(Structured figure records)

:::

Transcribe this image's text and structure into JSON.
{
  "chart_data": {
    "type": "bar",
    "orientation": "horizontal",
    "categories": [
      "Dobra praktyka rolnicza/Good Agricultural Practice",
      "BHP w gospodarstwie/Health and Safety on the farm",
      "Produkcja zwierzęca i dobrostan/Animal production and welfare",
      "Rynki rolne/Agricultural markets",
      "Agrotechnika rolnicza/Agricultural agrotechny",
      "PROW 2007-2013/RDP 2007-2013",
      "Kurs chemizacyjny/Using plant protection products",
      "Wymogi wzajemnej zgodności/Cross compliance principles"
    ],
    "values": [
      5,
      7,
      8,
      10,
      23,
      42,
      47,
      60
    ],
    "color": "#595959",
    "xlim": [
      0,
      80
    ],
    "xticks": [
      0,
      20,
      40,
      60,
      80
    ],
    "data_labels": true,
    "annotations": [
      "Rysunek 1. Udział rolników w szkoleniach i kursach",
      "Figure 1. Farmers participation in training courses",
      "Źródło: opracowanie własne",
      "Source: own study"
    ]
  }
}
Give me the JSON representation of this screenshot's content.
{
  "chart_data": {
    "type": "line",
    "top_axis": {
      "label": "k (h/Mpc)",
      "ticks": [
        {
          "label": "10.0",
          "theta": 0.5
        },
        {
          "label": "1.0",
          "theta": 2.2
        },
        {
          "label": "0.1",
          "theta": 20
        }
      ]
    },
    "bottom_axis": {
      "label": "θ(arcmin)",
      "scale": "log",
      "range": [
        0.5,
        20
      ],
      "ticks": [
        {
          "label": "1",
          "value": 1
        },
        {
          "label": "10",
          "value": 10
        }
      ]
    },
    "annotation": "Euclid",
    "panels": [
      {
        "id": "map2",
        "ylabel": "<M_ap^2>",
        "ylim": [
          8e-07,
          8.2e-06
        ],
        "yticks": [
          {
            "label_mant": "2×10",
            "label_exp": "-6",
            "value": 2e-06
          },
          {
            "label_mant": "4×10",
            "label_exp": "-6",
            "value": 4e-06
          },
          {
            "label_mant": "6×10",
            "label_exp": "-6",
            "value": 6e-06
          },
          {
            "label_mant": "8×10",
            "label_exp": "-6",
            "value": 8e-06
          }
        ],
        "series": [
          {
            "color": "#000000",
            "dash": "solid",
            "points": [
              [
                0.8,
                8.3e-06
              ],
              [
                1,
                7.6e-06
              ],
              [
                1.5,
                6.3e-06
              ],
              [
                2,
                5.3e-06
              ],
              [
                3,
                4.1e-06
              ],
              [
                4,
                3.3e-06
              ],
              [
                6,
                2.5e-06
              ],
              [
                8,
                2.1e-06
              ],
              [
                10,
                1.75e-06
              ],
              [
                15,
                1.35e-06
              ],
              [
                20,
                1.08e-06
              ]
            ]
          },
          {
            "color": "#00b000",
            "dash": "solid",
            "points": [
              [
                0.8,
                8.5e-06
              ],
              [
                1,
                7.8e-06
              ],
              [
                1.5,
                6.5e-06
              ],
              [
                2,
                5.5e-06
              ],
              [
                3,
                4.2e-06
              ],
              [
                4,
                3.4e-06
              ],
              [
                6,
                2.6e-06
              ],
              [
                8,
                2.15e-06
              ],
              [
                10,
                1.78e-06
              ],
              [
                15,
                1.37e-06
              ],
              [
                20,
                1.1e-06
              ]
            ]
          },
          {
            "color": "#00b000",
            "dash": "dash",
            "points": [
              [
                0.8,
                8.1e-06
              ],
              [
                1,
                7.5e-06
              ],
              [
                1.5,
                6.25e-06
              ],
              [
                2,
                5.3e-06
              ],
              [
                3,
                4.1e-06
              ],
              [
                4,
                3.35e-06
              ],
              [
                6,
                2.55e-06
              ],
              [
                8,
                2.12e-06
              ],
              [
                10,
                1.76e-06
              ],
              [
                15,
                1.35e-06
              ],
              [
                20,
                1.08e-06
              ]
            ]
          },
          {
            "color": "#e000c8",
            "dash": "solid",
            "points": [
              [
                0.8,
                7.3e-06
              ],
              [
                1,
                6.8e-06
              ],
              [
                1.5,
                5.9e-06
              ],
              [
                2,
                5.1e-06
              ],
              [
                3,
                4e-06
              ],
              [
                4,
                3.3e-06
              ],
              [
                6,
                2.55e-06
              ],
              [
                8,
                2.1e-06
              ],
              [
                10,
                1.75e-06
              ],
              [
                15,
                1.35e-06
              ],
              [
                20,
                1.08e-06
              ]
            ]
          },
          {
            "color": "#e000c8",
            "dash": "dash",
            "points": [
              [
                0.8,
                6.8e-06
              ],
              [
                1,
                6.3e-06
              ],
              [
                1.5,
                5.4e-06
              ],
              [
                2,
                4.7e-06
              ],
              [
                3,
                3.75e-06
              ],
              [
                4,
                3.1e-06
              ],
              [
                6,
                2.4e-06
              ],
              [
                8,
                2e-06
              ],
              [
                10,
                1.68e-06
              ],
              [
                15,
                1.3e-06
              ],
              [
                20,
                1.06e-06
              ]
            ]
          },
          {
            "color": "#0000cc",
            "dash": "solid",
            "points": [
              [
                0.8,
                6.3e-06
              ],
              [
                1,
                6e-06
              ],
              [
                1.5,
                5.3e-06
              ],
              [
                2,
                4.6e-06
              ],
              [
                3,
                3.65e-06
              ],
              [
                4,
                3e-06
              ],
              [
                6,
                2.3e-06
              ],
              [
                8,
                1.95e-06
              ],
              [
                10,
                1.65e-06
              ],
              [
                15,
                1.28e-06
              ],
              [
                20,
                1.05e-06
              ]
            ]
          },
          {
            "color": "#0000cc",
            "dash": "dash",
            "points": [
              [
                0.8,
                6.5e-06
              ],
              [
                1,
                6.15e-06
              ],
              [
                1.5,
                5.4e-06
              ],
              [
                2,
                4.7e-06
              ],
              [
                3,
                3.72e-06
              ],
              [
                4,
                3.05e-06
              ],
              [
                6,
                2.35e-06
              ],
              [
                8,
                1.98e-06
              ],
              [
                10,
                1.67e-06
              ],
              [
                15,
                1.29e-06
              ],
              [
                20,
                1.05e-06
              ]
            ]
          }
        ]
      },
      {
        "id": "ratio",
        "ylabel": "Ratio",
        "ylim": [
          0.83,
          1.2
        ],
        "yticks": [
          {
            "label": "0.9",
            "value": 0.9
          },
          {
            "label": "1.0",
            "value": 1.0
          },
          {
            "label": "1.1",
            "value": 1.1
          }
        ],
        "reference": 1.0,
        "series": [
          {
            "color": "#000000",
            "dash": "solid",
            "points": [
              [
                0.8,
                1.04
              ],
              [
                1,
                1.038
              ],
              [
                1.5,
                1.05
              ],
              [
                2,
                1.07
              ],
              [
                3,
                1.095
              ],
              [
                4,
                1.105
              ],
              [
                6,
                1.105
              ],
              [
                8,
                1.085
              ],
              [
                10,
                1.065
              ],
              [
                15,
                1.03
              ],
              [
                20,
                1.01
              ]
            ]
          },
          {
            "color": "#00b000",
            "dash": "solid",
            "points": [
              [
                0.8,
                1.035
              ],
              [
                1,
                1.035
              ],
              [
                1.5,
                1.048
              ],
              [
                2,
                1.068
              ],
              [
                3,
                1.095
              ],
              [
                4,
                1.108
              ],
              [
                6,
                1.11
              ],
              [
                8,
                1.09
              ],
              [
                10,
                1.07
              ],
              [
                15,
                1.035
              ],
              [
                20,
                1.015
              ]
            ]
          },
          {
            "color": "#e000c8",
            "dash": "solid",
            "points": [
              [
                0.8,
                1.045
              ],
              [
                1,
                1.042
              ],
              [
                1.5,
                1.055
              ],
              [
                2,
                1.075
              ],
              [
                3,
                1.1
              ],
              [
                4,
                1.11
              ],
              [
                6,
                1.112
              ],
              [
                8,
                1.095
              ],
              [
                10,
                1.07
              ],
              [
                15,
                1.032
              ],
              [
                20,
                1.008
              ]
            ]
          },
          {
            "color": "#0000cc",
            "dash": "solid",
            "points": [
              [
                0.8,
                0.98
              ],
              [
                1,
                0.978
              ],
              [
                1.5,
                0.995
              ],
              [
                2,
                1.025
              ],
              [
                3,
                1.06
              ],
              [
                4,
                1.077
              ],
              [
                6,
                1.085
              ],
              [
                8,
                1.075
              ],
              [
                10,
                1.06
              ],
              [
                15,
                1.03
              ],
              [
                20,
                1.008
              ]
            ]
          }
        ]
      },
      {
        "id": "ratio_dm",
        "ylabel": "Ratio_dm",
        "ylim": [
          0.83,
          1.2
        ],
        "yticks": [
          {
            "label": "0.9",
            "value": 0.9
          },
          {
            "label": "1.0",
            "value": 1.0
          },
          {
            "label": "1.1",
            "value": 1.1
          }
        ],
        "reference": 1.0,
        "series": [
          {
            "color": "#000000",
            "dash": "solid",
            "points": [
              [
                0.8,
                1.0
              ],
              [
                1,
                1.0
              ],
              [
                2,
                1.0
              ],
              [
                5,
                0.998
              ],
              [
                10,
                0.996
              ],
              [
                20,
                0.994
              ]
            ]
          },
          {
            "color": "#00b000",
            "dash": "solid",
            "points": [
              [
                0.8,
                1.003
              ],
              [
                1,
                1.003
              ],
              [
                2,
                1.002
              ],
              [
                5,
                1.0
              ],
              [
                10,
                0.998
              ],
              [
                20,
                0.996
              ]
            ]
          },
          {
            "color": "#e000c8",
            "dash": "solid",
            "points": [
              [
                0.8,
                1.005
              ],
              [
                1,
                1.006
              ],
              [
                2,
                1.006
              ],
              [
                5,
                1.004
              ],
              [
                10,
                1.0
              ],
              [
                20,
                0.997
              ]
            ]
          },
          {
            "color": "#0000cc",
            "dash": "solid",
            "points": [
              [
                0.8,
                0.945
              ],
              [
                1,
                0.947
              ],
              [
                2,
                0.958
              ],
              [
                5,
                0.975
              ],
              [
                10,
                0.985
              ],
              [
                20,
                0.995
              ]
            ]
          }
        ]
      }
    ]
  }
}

:::

• What is asked:
State how many lines include the string "ylabel", and nothing more.

• Solution for this problem:
3